* begin Records for the task *
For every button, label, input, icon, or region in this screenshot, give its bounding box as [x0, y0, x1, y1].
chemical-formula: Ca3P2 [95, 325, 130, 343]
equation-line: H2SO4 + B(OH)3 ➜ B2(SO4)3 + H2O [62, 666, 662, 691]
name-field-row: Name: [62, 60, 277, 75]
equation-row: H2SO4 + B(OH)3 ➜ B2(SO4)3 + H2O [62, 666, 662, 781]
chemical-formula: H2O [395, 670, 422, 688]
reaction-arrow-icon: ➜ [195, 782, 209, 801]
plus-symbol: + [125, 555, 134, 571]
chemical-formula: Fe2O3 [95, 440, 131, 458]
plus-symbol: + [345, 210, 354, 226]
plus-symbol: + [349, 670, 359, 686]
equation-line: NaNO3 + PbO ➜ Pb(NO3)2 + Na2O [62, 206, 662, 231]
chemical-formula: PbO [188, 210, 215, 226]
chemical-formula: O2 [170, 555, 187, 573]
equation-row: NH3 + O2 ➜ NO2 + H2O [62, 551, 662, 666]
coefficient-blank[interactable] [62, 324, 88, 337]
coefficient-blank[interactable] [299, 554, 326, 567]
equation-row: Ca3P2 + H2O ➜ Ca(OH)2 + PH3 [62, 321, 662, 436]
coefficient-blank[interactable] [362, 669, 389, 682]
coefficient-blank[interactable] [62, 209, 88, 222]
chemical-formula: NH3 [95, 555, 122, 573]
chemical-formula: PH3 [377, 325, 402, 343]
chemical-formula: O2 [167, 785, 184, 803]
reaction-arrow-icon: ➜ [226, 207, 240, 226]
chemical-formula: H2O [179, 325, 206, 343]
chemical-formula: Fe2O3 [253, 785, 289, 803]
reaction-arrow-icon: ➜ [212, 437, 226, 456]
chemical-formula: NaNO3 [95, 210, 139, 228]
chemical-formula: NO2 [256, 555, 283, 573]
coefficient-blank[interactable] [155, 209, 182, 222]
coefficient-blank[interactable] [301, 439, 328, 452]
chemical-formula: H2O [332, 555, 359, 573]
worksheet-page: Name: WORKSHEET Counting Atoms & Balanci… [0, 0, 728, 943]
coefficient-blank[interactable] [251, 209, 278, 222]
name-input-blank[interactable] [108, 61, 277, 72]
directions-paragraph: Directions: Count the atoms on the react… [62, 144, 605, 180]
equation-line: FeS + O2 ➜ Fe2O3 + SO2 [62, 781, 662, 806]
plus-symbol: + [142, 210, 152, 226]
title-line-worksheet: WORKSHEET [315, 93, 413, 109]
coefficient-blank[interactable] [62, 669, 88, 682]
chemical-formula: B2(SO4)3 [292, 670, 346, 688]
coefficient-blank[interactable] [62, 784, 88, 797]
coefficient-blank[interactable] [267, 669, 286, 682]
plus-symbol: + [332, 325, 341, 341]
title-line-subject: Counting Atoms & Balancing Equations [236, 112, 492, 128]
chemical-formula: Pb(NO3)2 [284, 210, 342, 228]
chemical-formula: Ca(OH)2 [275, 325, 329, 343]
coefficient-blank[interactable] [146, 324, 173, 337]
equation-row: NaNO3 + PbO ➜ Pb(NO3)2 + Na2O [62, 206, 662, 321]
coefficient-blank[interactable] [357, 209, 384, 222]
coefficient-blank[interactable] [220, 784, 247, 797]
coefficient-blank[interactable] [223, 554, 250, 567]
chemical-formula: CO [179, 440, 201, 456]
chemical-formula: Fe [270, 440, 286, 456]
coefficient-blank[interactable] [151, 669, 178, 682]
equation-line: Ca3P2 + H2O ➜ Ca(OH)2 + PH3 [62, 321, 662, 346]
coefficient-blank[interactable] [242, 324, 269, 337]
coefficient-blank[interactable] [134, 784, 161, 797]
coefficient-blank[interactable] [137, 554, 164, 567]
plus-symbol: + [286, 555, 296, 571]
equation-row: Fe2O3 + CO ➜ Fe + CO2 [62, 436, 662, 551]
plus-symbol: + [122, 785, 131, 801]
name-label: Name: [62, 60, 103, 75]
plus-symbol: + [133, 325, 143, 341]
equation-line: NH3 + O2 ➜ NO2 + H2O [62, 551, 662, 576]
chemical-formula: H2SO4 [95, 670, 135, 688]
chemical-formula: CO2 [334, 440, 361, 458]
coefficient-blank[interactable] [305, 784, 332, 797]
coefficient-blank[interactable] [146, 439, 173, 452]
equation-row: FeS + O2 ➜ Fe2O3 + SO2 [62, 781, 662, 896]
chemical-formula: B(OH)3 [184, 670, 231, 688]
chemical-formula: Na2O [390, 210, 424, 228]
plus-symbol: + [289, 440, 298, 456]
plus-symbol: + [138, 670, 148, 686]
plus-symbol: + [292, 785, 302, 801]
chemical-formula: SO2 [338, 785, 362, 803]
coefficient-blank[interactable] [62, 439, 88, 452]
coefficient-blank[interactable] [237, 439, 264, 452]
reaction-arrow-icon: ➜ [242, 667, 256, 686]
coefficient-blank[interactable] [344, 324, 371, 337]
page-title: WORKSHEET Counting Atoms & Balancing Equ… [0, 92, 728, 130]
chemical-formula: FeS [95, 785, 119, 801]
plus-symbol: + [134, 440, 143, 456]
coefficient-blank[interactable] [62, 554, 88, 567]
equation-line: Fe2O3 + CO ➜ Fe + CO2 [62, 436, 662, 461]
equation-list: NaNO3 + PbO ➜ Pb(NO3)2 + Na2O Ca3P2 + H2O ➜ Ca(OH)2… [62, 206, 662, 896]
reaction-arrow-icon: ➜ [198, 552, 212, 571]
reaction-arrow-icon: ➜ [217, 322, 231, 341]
* end Records for the task *
Goal —
Rewrite the lines from the start of the dataset excerpt through the line containing "chemical-formula: H2O [395, 670, 422, 688]", substituting "compound-formula" for every occurrence of "chemical-formula" and leaving everything else unchanged.

Answer for this exercise —
For every button, label, input, icon, or region in this screenshot, give its bounding box as [x0, y0, x1, y1].
compound-formula: Ca3P2 [95, 325, 130, 343]
equation-line: H2SO4 + B(OH)3 ➜ B2(SO4)3 + H2O [62, 666, 662, 691]
name-field-row: Name: [62, 60, 277, 75]
equation-row: H2SO4 + B(OH)3 ➜ B2(SO4)3 + H2O [62, 666, 662, 781]
compound-formula: H2O [395, 670, 422, 688]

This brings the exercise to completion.